Requirement
Give the number of lines in the data that hold the word "from", and nothing else.
═════ Given data ═════
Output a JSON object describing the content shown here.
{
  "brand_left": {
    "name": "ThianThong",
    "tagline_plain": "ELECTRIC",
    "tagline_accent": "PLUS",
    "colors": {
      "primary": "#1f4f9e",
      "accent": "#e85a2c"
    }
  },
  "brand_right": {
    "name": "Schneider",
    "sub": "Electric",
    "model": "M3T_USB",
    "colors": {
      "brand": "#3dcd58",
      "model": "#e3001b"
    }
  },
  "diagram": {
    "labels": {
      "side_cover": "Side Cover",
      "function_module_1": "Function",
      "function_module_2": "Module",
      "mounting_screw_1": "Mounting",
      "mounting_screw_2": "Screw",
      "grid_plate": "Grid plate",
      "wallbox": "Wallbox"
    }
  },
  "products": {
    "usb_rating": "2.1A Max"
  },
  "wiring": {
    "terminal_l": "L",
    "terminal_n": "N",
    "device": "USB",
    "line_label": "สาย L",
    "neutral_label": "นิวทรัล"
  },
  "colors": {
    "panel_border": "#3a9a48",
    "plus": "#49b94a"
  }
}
═════
═════ Given data ═════
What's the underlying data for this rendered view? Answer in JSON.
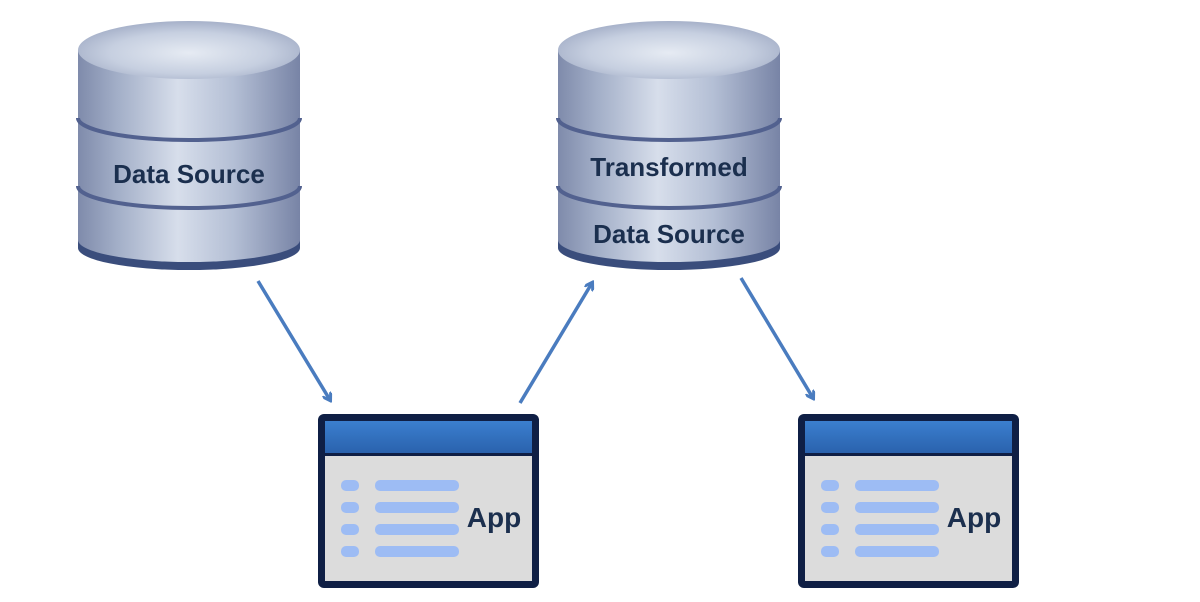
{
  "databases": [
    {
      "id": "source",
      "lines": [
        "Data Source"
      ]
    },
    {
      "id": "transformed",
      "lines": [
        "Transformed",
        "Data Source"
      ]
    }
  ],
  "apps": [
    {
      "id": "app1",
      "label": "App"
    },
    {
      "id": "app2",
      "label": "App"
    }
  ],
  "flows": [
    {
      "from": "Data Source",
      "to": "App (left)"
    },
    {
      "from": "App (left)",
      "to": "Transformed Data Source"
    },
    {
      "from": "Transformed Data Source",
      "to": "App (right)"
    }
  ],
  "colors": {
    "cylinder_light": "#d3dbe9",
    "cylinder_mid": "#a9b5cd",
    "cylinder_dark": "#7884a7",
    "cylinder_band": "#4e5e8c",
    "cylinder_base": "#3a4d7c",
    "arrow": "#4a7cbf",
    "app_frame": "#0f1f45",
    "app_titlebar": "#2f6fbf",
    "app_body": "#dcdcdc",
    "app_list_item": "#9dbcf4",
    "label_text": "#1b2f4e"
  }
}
═════
In response
3